Problem ▸
Extract all lines that hold "Selector" from the records below.

(Collection entries)
= = = =
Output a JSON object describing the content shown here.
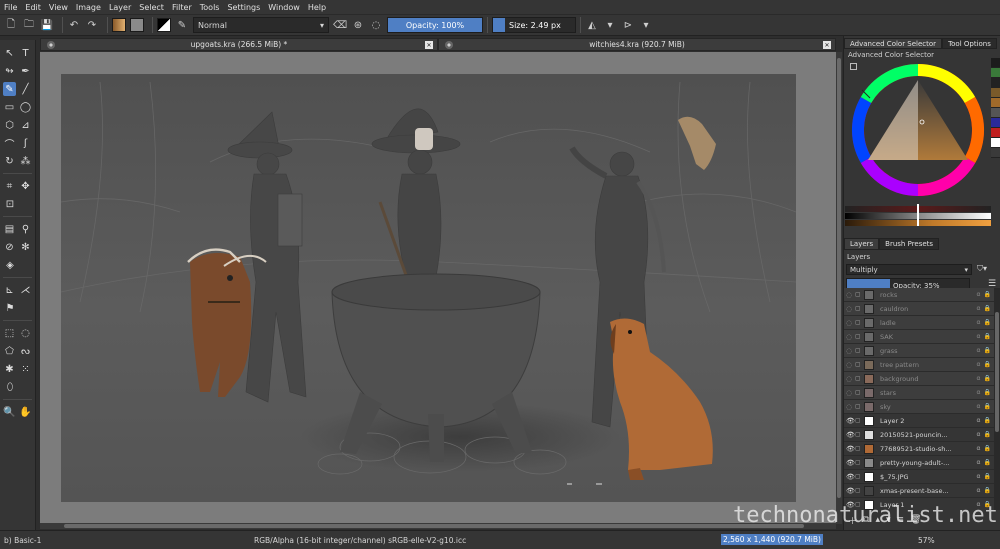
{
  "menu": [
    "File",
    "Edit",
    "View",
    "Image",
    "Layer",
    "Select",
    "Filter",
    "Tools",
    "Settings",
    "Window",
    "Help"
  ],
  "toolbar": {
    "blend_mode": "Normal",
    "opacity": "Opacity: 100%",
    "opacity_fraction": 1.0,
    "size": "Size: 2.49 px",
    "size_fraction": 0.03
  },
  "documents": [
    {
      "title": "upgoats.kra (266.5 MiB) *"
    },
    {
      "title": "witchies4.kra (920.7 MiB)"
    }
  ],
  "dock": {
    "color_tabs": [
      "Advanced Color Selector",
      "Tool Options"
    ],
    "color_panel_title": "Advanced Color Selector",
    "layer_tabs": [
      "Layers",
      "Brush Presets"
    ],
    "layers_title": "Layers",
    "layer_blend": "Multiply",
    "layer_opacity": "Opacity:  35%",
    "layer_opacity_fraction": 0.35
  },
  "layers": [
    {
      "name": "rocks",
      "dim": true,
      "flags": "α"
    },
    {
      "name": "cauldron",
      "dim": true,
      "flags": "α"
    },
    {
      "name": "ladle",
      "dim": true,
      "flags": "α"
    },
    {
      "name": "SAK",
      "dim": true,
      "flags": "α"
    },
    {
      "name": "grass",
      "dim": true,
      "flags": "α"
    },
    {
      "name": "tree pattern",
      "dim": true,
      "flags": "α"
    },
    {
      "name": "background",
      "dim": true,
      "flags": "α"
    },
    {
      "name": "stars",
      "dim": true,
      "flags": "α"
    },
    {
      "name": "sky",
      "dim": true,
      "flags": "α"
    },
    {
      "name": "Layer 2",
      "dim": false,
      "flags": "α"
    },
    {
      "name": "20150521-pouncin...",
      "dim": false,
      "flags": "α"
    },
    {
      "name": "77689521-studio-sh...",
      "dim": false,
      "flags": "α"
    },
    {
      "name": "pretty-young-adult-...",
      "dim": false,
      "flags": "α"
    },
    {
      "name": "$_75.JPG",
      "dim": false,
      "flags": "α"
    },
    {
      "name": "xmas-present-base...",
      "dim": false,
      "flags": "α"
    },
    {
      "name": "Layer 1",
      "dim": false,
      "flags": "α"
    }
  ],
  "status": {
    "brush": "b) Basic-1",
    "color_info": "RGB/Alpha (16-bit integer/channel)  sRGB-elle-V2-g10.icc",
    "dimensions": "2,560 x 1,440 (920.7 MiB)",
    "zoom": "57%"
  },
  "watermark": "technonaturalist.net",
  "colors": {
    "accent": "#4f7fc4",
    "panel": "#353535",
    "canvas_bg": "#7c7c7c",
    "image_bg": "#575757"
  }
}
= = = =
Exercise output ▸
      "Advanced Color Selector",
    "color_panel_title": "Advanced Color Selector",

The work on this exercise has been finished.